Document excerpt below:
FISH, Hamilton, Congress, NY (1808-1893)
Senate Years of Service:
1851-1855; 1855-1857Party:
Whig; OppositionFISH Hamilton , a Representative and a Senator from New York; born in New York City August 3, 1808; attended Doctor Bancel's French School, New York City; graduated from Columbia College, New York City, in 1827; studied law; admitted to the bar in 1830 and practiced in New York City; commissioner of deeds for the city and county of New York 1832-1833; elected as a Whig to the Twenty-eighth Congress (March 4, 1843-March 3, 1845); unsuccessful candidate for reelection to the Twenty-ninth Congress; resumed the practice of law; lieutenant governor of New York 1848-1849; Governor of New York 1849-1850; elected to the United States Senate and served from March 4, 1851, to March 3, 1857; was not a candidate for reelection; president general of the Society of the Cincinnati from 1854 until his death; appointed by President Abraham Lincoln as one of the board of commissioners for the relief and exchange of Union prisoners of war in the South; president of the New-York Historical Society 1867-1869; appointed by President Ulysses Grant as Secretary of State 1869-1877; resumed the practice of law and managed his large real estate holdings in New York City; died in Garrison, N.Y., September 7, 1893; interment in the cemetery of St. Philip's Church-in-the-Highlands, Garrison, N.Y.
End of Document excerpt.
- Work instructions:
1. Answer these questions from the biographical entry on Hamilton Fish:
(a) From which college did Fish graduate, and in what year?
(b) Which president appointed Fish as Secretary of State?
(c) Where did Fish die?
2. List every position that the biographical entry on Hamilton Fish says he was elected or appointed to.
3. Translate into Spanish this sentence from the biographical entry on Hamilton Fish: "FISH Hamilton , a Representative and a Senator from New York; born in New York City August 3, 1808; attended Doctor Bancel's French School, New York City; graduated from Columbia College, New York City, in 1827; studied law; admitted to the bar in 1830 and practiced in New York City; commissioner of deeds for the city and county of New York 1832-1833; elected as a Whig to the Twenty-eighth Congress (March 4, 1843-March 3, 1845); unsuccessful candidate for reelection to the Twenty-ninth Congress; resumed the practice of law; lieutenant governor of New York 1848-1849; Governor of New York 1849-1850; elected to the United States Senate and served from March 4, 1851, to March 3, 1857; was not a candidate for reelection; president general of the Society of the Cincinnati from 1854 until his death; appointed by President Abraham Lincoln as one of the board of commissioners for the relief and exchange of Union prisoners of war in the South; president of the New-York Historical Society 1867-1869; appointed by President Ulysses Grant as Secretary of State 1869-1877; resumed the practice of law and managed his large real estate holdings in New York City; died in Garrison, N.Y., September 7, 1893; interment in the cemetery of St. Philip's Church-in-the-Highlands, Garrison, N.Y."
Information provided below:
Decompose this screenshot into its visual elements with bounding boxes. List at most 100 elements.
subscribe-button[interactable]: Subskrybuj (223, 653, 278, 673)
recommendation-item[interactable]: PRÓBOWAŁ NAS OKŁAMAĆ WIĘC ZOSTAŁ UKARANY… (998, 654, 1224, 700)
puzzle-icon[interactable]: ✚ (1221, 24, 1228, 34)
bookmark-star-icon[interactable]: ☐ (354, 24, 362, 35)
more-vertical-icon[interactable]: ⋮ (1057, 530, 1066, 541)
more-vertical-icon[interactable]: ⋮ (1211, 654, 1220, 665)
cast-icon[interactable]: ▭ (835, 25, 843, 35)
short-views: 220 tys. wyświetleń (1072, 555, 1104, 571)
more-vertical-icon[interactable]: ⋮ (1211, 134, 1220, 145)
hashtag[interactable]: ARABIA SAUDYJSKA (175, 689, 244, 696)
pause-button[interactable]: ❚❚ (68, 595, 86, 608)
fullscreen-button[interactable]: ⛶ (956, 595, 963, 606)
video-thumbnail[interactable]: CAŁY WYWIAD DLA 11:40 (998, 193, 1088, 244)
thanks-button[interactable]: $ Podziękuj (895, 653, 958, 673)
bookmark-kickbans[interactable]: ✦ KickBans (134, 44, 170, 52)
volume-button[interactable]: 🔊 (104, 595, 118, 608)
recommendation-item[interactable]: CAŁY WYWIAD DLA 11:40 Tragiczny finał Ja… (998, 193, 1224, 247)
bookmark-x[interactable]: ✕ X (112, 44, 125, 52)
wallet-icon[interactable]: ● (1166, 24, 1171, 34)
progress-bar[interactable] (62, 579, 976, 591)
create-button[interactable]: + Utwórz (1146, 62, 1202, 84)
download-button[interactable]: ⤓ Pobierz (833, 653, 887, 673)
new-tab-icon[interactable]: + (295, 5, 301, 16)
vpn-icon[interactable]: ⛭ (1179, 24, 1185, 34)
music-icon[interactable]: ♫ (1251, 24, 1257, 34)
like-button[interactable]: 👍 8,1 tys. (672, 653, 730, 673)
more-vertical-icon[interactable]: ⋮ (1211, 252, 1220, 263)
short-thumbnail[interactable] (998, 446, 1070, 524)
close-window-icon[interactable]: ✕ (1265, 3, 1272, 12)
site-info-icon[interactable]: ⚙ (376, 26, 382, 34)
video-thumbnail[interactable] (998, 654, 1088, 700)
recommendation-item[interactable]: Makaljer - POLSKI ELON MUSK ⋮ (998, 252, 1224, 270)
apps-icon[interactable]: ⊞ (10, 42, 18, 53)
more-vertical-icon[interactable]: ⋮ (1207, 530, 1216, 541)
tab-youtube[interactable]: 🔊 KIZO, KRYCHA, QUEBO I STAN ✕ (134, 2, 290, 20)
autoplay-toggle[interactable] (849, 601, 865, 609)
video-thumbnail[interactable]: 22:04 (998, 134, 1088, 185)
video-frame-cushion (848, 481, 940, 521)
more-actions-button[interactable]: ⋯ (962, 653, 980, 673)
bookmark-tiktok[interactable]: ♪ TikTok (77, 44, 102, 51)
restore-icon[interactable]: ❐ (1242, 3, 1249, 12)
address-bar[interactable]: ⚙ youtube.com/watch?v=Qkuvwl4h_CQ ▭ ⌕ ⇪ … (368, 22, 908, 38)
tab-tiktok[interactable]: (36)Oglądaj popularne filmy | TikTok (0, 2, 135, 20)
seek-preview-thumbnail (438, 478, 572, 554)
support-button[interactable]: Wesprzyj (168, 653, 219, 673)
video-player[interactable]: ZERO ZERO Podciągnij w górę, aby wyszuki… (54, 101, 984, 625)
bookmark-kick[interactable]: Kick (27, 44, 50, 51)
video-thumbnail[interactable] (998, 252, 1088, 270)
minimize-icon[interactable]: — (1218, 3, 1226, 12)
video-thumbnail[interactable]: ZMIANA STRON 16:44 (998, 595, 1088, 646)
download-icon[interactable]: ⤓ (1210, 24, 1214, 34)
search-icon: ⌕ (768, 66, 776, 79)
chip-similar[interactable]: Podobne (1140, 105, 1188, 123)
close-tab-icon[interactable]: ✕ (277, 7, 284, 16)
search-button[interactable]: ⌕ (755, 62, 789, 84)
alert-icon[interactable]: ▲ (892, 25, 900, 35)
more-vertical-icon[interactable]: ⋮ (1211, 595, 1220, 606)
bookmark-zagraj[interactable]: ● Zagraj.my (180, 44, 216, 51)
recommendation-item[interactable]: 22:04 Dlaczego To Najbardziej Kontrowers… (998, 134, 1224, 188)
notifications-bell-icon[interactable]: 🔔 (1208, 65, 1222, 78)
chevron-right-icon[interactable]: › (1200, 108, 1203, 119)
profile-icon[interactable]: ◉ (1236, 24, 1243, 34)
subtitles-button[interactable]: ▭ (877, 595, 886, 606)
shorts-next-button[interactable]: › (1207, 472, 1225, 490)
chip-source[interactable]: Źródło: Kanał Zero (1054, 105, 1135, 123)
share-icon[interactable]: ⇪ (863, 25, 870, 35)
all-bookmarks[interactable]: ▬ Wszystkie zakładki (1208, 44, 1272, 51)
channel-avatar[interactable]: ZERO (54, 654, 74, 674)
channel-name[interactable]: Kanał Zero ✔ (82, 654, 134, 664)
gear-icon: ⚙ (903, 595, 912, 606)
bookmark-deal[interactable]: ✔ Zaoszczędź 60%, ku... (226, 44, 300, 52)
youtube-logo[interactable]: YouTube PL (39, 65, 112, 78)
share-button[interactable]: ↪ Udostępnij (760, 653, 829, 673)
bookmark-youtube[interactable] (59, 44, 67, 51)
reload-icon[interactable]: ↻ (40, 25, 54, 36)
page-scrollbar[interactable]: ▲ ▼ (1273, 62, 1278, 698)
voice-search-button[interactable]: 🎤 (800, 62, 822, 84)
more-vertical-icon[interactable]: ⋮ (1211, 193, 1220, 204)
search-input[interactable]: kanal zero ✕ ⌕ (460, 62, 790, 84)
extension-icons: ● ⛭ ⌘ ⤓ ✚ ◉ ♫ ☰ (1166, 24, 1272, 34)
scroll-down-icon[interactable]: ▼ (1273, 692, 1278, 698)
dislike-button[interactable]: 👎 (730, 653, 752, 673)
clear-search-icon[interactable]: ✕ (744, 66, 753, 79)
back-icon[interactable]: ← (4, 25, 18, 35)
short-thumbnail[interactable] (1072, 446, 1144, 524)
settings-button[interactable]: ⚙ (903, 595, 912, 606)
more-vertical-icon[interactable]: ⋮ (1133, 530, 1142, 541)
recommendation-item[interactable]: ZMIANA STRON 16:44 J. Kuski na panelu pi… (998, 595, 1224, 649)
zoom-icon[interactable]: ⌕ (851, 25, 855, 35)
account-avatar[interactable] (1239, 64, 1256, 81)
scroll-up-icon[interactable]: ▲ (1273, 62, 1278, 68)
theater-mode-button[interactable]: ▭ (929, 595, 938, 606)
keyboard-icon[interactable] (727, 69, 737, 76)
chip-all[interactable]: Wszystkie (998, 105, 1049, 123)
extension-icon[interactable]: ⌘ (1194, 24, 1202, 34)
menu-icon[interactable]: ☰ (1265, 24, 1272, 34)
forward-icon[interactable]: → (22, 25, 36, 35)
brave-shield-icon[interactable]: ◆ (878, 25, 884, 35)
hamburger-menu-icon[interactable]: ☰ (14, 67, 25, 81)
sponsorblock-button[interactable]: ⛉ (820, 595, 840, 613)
End of Information provided.
- Answers by task:
1.
(a) Columbia College, New York City, in 1827
(b) President Ulysses Grant
(c) Garrison, N.Y.

2.
- Representative in the Twenty-eighth Congress (elected as a Whig)
- United States Senate (elected)
- Board of commissioners for the relief and exchange of Union prisoners of war in the South (appointed by President Abraham Lincoln)
- Secretary of State (appointed by President Ulysses Grant)

3. FISH Hamilton, representante y senador por Nueva York; nació en la ciudad de Nueva York el 3 de agosto de 1808; asistió a la Escuela Francesa del Doctor Bancel, en la ciudad de Nueva York; se graduó en el Columbia College, ciudad de Nueva York, en 1827; estudió derecho; fue admitido en el colegio de abogados en 1830 y ejerció en la ciudad de Nueva York; comisionado de escrituras para la ciudad y el condado de Nueva York de 1832 a 1833; elegido como whig para el Vigésimo Octavo Congreso (4 de marzo de 1843-3 de marzo de 1845); candidato sin éxito a la reelección para el Vigésimo Noveno Congreso; retomó el ejercicio de la abogacía; vicegobernador de Nueva York de 1848 a 1849; gobernador de Nueva York de 1849 a 1850; elegido para el Senado de los Estados Unidos, donde sirvió del 4 de marzo de 1851 al 3 de marzo de 1857; no fue candidato a la reelección; presidente general de la Sociedad de los Cincinnati desde 1854 hasta su muerte; nombrado por el presidente Abraham Lincoln miembro de la junta de comisionados para el socorro y el canje de prisioneros de guerra de la Unión en el Sur; presidente de la New-York Historical Society de 1867 a 1869; nombrado por el presidente Ulysses Grant secretario de Estado de 1869 a 1877; retomó el ejercicio de la abogacía y administró sus extensas propiedades inmobiliarias en la ciudad de Nueva York; murió en Garrison, N.Y., el 7 de septiembre de 1893; sepultado en el cementerio de St. Philip's Church-in-the-Highlands, Garrison, N.Y.